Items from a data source
■ ■ ■ ■ ■ ■ ■

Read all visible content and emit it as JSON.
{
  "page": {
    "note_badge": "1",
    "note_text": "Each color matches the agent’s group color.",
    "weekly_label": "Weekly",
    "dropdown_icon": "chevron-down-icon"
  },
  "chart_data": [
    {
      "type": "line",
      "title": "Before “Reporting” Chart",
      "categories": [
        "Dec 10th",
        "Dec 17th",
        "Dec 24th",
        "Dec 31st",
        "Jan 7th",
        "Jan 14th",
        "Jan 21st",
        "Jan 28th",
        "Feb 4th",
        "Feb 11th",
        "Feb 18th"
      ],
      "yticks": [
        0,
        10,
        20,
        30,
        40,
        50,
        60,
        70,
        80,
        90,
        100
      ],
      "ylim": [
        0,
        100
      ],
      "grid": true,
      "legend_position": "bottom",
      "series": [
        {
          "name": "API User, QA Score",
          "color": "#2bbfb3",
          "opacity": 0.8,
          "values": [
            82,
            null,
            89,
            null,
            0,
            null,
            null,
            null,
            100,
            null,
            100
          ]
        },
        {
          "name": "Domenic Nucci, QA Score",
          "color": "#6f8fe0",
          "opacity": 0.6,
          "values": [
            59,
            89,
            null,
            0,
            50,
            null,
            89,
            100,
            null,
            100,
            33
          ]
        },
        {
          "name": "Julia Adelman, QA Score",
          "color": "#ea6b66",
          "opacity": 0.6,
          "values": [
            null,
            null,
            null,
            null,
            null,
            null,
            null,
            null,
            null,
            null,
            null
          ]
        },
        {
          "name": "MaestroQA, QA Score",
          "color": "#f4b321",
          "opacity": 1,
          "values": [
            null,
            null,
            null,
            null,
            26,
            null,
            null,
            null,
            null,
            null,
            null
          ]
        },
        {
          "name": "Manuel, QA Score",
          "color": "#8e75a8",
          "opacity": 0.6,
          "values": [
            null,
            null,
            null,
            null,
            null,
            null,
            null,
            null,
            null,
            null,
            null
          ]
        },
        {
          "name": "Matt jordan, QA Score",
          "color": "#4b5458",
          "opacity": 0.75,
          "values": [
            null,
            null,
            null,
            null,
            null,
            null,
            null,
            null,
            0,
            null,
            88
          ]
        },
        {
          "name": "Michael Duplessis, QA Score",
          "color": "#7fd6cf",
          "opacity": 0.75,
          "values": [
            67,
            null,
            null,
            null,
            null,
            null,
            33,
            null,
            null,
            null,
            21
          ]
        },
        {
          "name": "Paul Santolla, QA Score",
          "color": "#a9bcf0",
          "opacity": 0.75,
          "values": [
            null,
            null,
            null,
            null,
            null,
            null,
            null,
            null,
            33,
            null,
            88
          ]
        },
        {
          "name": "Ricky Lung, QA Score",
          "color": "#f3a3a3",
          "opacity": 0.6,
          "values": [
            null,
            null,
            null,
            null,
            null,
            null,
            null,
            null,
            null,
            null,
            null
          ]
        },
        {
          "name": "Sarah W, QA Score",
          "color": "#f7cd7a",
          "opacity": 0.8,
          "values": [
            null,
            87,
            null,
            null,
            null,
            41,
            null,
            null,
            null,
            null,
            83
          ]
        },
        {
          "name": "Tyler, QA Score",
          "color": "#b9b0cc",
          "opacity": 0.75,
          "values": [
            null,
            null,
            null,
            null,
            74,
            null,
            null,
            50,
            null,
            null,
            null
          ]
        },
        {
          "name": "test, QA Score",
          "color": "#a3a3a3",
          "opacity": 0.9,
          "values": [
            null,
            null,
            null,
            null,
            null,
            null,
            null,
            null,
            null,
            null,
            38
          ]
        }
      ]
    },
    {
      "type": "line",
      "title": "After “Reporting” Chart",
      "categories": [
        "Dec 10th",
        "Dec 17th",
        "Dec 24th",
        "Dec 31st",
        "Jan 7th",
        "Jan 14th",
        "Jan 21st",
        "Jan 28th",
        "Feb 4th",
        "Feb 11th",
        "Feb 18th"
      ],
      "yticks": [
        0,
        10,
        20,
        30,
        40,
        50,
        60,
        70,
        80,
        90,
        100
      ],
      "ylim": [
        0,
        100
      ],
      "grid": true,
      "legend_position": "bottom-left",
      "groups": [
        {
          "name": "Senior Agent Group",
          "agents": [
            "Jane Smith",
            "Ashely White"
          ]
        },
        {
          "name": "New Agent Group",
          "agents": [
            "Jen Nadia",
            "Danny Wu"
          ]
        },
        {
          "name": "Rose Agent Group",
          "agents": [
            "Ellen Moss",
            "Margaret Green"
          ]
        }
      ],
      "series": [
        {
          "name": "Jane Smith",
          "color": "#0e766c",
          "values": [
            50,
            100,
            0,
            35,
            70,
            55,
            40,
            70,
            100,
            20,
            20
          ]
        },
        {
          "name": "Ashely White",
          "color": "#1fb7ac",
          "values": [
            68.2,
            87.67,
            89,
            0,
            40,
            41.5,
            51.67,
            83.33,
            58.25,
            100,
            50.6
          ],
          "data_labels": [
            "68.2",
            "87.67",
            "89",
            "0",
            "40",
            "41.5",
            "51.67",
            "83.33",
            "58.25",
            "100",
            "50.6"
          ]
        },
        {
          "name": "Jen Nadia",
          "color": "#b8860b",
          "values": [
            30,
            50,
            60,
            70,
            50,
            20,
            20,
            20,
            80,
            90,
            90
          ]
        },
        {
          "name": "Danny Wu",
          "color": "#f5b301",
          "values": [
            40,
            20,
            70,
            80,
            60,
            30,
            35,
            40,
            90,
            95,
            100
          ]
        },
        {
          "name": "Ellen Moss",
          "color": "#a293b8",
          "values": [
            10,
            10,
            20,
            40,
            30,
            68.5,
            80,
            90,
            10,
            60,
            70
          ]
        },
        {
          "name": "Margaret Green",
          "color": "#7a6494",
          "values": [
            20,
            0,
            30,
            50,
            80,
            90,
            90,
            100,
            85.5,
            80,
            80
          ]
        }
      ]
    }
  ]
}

■ ■ ■ ■ ■ ■ ■

* [Problem requirements] Each line of the listing above should be output exactly.

* [Output]
Read all visible content and emit it as JSON.
{
  "page": {
    "note_badge": "1",
    "note_text": "Each color matches the agent’s group color.",
    "weekly_label": "Weekly",
    "dropdown_icon": "chevron-down-icon"
  },
  "chart_data": [
    {
      "type": "line",
      "title": "Before “Reporting” Chart",
      "categories": [
        "Dec 10th",
        "Dec 17th",
        "Dec 24th",
        "Dec 31st",
        "Jan 7th",
        "Jan 14th",
        "Jan 21st",
        "Jan 28th",
        "Feb 4th",
        "Feb 11th",
        "Feb 18th"
      ],
      "yticks": [
        0,
        10,
        20,
        30,
        40,
        50,
        60,
        70,
        80,
        90,
        100
      ],
      "ylim": [
        0,
        100
      ],
      "grid": true,
      "legend_position": "bottom",
      "series": [
        {
          "name": "API User, QA Score",
          "color": "#2bbfb3",
          "opacity": 0.8,
          "values": [
            82,
            null,
            89,
            null,
            0,
            null,
            null,
            null,
            100,
            null,
            100
          ]
        },
        {
          "name": "Domenic Nucci, QA Score",
          "color": "#6f8fe0",
          "opacity": 0.6,
          "values": [
            59,
            89,
            null,
            0,
            50,
            null,
            89,
            100,
            null,
            100,
            33
          ]
        },
        {
          "name": "Julia Adelman, QA Score",
          "color": "#ea6b66",
          "opacity": 0.6,
          "values": [
            null,
            null,
            null,
            null,
            null,
            null,
            null,
            null,
            null,
            null,
            null
          ]
        },
        {
          "name": "MaestroQA, QA Score",
          "color": "#f4b321",
          "opacity": 1,
          "values": [
            null,
            null,
            null,
            null,
            26,
            null,
            null,
            null,
            null,
            null,
            null
          ]
        },
        {
          "name": "Manuel, QA Score",
          "color": "#8e75a8",
          "opacity": 0.6,
          "values": [
            null,
            null,
            null,
            null,
            null,
            null,
            null,
            null,
            null,
            null,
            null
          ]
        },
        {
          "name": "Matt jordan, QA Score",
          "color": "#4b5458",
          "opacity": 0.75,
          "values": [
            null,
            null,
            null,
            null,
            null,
            null,
            null,
            null,
            0,
            null,
            88
          ]
        },
        {
          "name": "Michael Duplessis, QA Score",
          "color": "#7fd6cf",
          "opacity": 0.75,
          "values": [
            67,
            null,
            null,
            null,
            null,
            null,
            33,
            null,
            null,
            null,
            21
          ]
        },
        {
          "name": "Paul Santolla, QA Score",
          "color": "#a9bcf0",
          "opacity": 0.75,
          "values": [
            null,
            null,
            null,
            null,
            null,
            null,
            null,
            null,
            33,
            null,
            88
          ]
        },
        {
          "name": "Ricky Lung, QA Score",
          "color": "#f3a3a3",
          "opacity": 0.6,
          "values": [
            null,
            null,
            null,
            null,
            null,
            null,
            null,
            null,
            null,
            null,
            null
          ]
        },
        {
          "name": "Sarah W, QA Score",
          "color": "#f7cd7a",
          "opacity": 0.8,
          "values": [
            null,
            87,
            null,
            null,
            null,
            41,
            null,
            null,
            null,
            null,
            83
          ]
        },
        {
          "name": "Tyler, QA Score",
          "color": "#b9b0cc",
          "opacity": 0.75,
          "values": [
            null,
            null,
            null,
            null,
            74,
            null,
            null,
            50,
            null,
            null,
            null
          ]
        },
        {
          "name": "test, QA Score",
          "color": "#a3a3a3",
          "opacity": 0.9,
          "values": [
            null,
            null,
            null,
            null,
            null,
            null,
            null,
            null,
            null,
            null,
            38
          ]
        }
      ]
    },
    {
      "type": "line",
      "title": "After “Reporting” Chart",
      "categories": [
        "Dec 10th",
        "Dec 17th",
        "Dec 24th",
        "Dec 31st",
        "Jan 7th",
        "Jan 14th",
        "Jan 21st",
        "Jan 28th",
        "Feb 4th",
        "Feb 11th",
        "Feb 18th"
      ],
      "yticks": [
        0,
        10,
        20,
        30,
        40,
        50,
        60,
        70,
        80,
        90,
        100
      ],
      "ylim": [
        0,
        100
      ],
      "grid": true,
      "legend_position": "bottom-left",
      "groups": [
        {
          "name": "Senior Agent Group",
          "agents": [
            "Jane Smith",
            "Ashely White"
          ]
        },
        {
          "name": "New Agent Group",
          "agents": [
            "Jen Nadia",
            "Danny Wu"
          ]
        },
        {
          "name": "Rose Agent Group",
          "agents": [
            "Ellen Moss",
            "Margaret Green"
          ]
        }
      ],
      "series": [
        {
          "name": "Jane Smith",
          "color": "#0e766c",
          "values": [
            50,
            100,
            0,
            35,
            70,
            55,
            40,
            70,
            100,
            20,
            20
          ]
        },
        {
          "name": "Ashely White",
          "color": "#1fb7ac",
          "values": [
            68.2,
            87.67,
            89,
            0,
            40,
            41.5,
            51.67,
            83.33,
            58.25,
            100,
            50.6
          ],
          "data_labels": [
            "68.2",
            "87.67",
            "89",
            "0",
            "40",
            "41.5",
            "51.67",
            "83.33",
            "58.25",
            "100",
            "50.6"
          ]
        },
        {
          "name": "Jen Nadia",
          "color": "#b8860b",
          "values": [
            30,
            50,
            60,
            70,
            50,
            20,
            20,
            20,
            80,
            90,
            90
          ]
        },
        {
          "name": "Danny Wu",
          "color": "#f5b301",
          "values": [
            40,
            20,
            70,
            80,
            60,
            30,
            35,
            40,
            90,
            95,
            100
          ]
        },
        {
          "name": "Ellen Moss",
          "color": "#a293b8",
          "values": [
            10,
            10,
            20,
            40,
            30,
            68.5,
            80,
            90,
            10,
            60,
            70
          ]
        },
        {
          "name": "Margaret Green",
          "color": "#7a6494",
          "values": [
            20,
            0,
            30,
            50,
            80,
            90,
            90,
            100,
            85.5,
            80,
            80
          ]
        }
      ]
    }
  ]
}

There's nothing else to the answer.